Magician Steve Cohen ’93 doesn’t saw ladies in half like Penn and Teller. He doesn’t catch bullets in his teeth like David Blaine, or make tigers disappear like Siegfried and Roy. Over the past two decades, Cohen has built a thriving career as a professional magician by creating a sophisticated act with Old World charm—astounding an upmarket clientele with sleight of hand, close-up illusions, and telepathic wizardry.
Take a routine performed at one of his Chamber Magic shows that CAM attended in April at the ritzy Lotte New York Palace hotel in Midtown Manhattan. It started with Cohen asking to borrow a wristwatch. An audience member named Kevin offered his, and Cohen noted that it displayed 7:38 p.m. He then told Kevin to think of a number. Without touching the watch—which Kevin held in a closed fist—Cohen gave a long stare and waggled his fingers with a showman’s flair. “I’m attempting to move the watch back in time,” he said, “the number of minutes that you’re thinking of.” After a moment, Cohen asked Kevin to open his hand. The watch was indeed set to 6:26 p.m., a difference of seventy-two minutes—the very number Kevin had envisioned. The crowd burst into wild applause. “Incredible,” marveled Kevin. “Just incredible.”
———
_WRITTEN INSTRUCTION A:_ In the Steve Cohen profile, what time did Kevin's watch show when he opened his hand?
_WRITTEN INSTRUCTION B:_ List the other magicians or magic acts that the Steve Cohen profile names to contrast with Cohen's style.
_WRITTEN INSTRUCTION C:_ Carry on with the Steve Cohen profile from the point at which it stops.
The entries that follow come from a separate source.

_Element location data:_
———
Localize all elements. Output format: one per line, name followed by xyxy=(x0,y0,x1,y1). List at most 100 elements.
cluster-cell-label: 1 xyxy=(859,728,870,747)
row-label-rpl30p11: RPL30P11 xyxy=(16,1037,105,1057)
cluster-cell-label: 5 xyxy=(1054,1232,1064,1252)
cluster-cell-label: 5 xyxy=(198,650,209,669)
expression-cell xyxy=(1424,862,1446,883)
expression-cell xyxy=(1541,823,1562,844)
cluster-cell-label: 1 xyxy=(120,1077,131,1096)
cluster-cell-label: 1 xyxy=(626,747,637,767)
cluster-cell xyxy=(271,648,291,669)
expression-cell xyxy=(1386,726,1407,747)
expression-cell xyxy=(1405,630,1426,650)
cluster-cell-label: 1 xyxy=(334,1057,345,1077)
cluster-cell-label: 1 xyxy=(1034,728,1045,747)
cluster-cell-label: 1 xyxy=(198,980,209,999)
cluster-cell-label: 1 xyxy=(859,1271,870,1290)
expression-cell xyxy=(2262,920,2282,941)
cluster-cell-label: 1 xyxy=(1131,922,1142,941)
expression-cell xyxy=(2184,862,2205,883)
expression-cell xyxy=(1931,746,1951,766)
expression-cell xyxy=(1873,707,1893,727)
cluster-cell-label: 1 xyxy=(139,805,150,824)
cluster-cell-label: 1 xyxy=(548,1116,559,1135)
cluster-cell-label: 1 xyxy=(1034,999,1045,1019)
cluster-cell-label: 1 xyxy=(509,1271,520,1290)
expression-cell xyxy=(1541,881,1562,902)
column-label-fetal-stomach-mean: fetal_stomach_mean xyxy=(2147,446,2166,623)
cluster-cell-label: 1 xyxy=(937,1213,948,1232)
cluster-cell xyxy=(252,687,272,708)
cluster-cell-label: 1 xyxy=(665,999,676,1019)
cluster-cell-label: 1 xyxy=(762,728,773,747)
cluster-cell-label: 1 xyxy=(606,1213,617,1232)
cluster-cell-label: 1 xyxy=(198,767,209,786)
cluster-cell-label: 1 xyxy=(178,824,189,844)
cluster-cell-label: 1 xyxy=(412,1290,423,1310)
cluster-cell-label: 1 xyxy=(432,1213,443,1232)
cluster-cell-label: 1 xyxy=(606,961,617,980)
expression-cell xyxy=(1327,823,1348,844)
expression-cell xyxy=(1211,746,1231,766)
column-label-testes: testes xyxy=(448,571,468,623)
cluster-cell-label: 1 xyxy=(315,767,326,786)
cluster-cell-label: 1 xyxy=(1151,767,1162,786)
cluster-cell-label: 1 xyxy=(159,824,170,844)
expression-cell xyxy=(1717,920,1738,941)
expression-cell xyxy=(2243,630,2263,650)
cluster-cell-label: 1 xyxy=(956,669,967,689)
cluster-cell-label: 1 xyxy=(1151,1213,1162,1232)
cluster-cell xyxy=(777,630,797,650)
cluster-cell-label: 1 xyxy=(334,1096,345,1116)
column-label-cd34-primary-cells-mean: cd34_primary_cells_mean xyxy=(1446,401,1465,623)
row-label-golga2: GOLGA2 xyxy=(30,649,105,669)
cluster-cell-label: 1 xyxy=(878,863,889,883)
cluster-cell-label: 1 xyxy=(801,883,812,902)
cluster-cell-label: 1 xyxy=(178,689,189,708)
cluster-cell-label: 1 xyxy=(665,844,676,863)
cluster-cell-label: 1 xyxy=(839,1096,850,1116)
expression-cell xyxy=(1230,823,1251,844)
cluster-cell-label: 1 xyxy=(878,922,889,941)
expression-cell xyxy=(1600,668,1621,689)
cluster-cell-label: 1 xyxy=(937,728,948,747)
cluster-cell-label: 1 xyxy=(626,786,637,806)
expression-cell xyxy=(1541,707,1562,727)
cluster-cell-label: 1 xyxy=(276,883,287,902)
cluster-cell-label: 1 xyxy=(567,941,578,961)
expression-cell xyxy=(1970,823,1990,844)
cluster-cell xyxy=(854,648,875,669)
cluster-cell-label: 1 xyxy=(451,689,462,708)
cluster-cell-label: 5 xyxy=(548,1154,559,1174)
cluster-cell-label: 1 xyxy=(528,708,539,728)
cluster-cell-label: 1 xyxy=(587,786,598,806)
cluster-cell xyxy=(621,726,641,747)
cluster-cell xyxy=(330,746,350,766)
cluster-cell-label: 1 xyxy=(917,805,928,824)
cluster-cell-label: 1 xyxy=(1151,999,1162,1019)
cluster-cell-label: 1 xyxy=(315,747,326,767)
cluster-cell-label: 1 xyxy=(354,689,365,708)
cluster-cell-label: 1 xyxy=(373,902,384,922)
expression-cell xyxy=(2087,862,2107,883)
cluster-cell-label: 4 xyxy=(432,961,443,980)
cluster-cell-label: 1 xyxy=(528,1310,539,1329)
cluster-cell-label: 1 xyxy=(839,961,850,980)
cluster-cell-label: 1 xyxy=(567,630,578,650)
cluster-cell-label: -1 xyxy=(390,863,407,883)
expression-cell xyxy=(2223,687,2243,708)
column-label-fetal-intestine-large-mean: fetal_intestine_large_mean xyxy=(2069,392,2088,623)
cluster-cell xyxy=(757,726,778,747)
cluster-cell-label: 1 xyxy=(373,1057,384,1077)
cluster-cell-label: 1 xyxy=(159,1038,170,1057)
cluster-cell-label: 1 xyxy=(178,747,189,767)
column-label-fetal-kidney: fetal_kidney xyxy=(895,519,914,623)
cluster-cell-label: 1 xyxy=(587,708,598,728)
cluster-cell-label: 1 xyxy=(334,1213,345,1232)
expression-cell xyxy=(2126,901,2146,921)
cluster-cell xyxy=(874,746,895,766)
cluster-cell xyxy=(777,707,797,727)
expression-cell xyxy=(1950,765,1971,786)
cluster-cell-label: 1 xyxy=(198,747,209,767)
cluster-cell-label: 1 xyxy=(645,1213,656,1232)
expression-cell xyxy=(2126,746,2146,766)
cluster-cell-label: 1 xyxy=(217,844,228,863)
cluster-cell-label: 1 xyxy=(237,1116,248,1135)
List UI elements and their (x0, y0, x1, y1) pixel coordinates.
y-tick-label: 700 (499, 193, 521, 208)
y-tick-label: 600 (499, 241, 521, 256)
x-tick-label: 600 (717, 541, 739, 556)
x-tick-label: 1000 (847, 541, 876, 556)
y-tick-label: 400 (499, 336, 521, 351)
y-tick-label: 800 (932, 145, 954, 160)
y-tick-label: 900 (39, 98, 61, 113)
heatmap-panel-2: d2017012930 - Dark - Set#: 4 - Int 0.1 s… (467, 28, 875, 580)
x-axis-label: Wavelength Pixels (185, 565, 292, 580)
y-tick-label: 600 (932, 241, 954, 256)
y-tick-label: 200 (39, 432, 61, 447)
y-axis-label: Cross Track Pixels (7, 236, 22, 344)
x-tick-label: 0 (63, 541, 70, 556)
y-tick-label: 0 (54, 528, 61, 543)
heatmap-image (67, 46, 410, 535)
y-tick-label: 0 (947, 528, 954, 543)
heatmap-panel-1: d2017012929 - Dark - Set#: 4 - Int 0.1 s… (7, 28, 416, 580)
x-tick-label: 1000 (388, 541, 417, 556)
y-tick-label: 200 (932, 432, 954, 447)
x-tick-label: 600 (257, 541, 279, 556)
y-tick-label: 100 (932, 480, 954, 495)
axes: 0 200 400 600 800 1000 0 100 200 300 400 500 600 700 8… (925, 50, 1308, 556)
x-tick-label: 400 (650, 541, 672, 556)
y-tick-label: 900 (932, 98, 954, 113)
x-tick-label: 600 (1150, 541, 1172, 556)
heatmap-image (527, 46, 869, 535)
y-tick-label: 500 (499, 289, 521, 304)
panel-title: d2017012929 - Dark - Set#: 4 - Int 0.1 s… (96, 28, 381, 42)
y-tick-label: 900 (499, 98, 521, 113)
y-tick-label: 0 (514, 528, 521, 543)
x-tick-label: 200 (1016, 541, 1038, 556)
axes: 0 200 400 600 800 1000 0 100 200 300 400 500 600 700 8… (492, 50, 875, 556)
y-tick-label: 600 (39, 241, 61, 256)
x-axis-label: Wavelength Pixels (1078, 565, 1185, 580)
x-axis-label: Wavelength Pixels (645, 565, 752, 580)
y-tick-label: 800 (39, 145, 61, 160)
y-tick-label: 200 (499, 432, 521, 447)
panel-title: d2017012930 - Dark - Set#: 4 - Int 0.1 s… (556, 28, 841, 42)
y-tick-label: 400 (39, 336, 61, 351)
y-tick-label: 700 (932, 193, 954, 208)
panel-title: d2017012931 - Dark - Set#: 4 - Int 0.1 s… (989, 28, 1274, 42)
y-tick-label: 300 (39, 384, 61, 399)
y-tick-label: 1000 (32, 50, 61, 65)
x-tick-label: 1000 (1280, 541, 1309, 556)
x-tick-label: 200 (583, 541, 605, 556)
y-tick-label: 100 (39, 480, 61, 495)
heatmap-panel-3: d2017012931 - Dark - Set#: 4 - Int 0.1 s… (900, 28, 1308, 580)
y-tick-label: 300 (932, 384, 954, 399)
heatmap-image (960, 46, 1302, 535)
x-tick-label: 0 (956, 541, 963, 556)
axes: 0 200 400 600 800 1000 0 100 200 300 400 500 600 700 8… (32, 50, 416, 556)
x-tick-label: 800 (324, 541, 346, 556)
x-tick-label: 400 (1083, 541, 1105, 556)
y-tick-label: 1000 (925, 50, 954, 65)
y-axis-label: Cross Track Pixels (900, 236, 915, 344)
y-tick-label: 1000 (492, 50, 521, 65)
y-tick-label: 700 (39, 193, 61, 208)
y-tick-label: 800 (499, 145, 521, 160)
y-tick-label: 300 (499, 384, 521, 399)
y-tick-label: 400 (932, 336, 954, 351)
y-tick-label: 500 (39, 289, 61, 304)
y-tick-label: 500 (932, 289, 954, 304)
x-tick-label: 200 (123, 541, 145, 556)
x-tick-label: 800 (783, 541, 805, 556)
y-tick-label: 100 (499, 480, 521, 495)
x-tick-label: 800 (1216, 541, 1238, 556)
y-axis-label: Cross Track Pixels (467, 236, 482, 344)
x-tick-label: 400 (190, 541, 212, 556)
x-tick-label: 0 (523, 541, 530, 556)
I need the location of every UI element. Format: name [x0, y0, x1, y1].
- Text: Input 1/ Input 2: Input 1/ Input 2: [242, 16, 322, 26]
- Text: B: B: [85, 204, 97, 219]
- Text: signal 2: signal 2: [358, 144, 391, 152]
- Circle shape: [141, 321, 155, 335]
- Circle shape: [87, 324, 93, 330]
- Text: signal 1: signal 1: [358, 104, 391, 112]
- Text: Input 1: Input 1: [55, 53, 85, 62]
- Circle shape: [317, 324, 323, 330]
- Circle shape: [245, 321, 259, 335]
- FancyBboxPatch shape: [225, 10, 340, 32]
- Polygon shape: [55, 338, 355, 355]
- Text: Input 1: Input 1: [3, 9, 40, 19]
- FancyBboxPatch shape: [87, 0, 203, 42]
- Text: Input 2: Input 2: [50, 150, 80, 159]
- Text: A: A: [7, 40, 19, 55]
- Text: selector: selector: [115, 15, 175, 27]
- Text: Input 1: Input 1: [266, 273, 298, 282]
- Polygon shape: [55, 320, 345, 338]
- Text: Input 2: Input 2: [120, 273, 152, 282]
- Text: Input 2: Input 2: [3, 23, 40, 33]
———
_REPLY A:_ 6:26 p.m.

_REPLY B:_ Penn and Teller, David Blaine, Siegfried and Roy

_REPLY C:_
Cohen has been amazing audiences at the Palace five times each weekend since March 2017; prior to that, he had a regular gig at the Waldorf Astoria for seventeen years, until it closed for renovations. He estimates that more than a half-million people have seen him perform over the years, including a who’s who of one percenters—Martha Stewart, Warren Buffett, Michael Bloomberg, and the Queen of Morocco, to name just a few—earning him the moniker the “Millionaires’ Magician.” Tickets range from $125 to $250; according to Forbes, the shows have grossed upwards of $20 million. Cohen is considered such a New York City institution that to honor his 5,000th performance in 2017, Mayor Bill de Blasio proclaimed it “Chamber Magic Day.” And Cohen has done it all through word of mouth. As he notes: “I have a zero-dollar advertising budget.”
The secret to his success? High-class hocus-pocus, with New York magazine describing Chamber Magic as an “elite attraction” that’s “likely to leave you feeling that the black arts could be high art as well.” It’s an intimate show—only eighty seats—and the dress code calls for cocktail attire. (Cohen himself is elegantly clad in white tie and tails.) He fashioned the show after the magic acts that entertained in European salons during the 1800s, and its venues reflect that. At the Palace, Cohen holds court in a nineteenth-century drawing room that features marble columns, luxe paintings, and crystal chandeliers; his long-standing engagement at the Waldorf began in the Duke and Duchess of Windsor’s suite.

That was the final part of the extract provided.